*Short exercise*: Tally up how many lines in the listing below contain the string "electric", and give only the total.

*Provided records*:

********

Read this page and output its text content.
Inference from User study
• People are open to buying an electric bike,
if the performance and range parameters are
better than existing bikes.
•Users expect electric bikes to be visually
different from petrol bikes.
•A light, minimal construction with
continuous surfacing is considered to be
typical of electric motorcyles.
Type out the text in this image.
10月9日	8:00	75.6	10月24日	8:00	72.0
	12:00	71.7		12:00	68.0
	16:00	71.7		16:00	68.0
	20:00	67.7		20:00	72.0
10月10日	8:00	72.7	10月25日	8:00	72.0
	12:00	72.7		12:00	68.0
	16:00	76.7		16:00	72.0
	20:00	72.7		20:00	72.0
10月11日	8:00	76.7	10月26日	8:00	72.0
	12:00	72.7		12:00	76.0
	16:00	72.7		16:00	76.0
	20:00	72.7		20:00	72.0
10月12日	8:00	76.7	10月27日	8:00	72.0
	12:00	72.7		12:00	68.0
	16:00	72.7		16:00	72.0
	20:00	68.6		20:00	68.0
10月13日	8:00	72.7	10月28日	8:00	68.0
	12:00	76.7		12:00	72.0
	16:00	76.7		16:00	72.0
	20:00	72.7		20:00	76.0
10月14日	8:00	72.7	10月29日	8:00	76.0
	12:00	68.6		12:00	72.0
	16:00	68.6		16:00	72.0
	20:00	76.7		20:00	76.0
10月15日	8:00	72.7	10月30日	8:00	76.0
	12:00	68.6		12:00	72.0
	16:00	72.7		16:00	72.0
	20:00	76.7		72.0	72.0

********

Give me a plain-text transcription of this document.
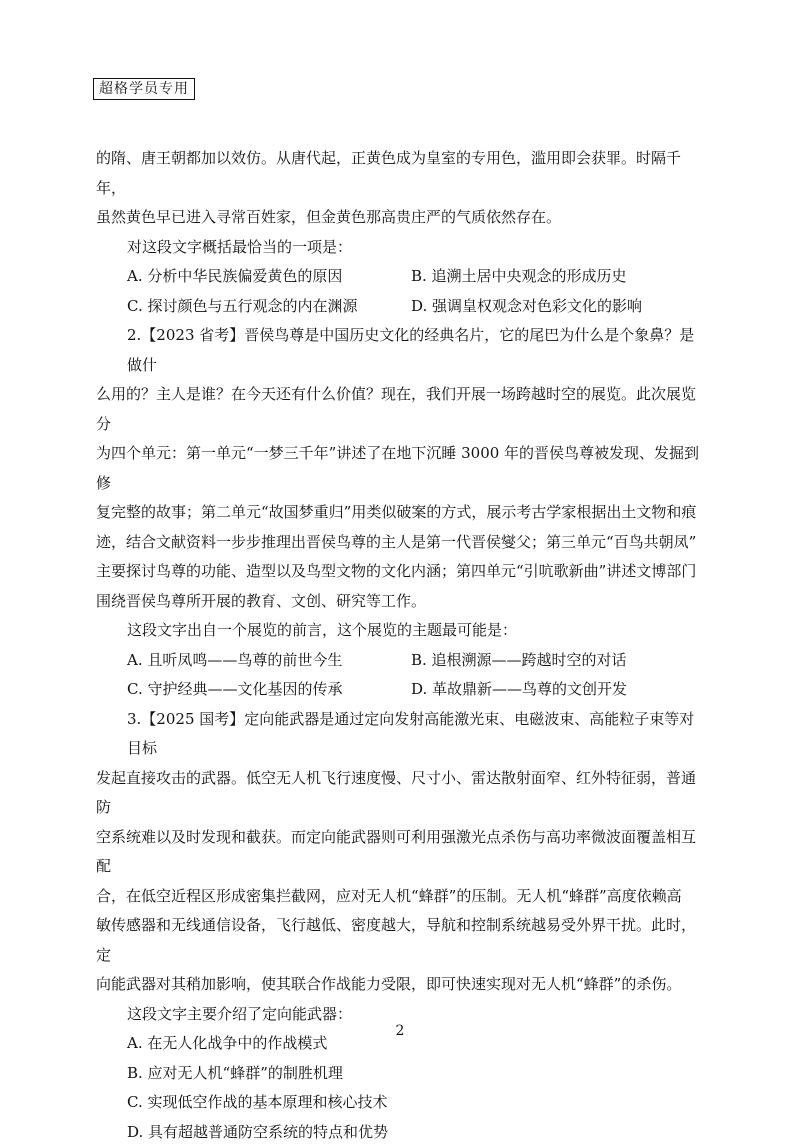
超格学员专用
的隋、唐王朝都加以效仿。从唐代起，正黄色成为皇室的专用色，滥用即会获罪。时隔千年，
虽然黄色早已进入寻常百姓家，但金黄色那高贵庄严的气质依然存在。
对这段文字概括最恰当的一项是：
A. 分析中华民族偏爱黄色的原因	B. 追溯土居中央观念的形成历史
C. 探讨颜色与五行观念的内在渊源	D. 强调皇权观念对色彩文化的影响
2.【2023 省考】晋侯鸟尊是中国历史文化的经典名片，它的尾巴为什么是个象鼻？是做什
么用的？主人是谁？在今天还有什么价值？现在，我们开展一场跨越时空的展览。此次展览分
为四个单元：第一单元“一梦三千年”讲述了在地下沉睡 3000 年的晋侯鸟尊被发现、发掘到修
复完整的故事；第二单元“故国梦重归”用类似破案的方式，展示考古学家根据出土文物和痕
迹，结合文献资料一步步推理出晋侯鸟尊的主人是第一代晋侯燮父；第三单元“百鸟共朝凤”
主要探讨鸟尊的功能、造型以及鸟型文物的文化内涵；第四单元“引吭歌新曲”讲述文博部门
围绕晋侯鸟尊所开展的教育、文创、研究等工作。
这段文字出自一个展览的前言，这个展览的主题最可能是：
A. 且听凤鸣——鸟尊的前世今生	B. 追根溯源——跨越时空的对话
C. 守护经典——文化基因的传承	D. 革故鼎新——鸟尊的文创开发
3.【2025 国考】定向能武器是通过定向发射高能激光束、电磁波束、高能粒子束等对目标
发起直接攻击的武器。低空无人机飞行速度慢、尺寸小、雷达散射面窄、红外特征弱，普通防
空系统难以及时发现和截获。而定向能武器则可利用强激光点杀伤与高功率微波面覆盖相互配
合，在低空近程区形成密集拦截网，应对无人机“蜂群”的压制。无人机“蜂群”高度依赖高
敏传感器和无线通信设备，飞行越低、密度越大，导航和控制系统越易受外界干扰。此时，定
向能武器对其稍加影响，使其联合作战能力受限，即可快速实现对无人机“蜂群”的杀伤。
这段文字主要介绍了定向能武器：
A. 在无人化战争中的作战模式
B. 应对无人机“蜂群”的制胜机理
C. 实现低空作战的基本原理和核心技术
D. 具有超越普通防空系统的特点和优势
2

********

*Expected output*: 3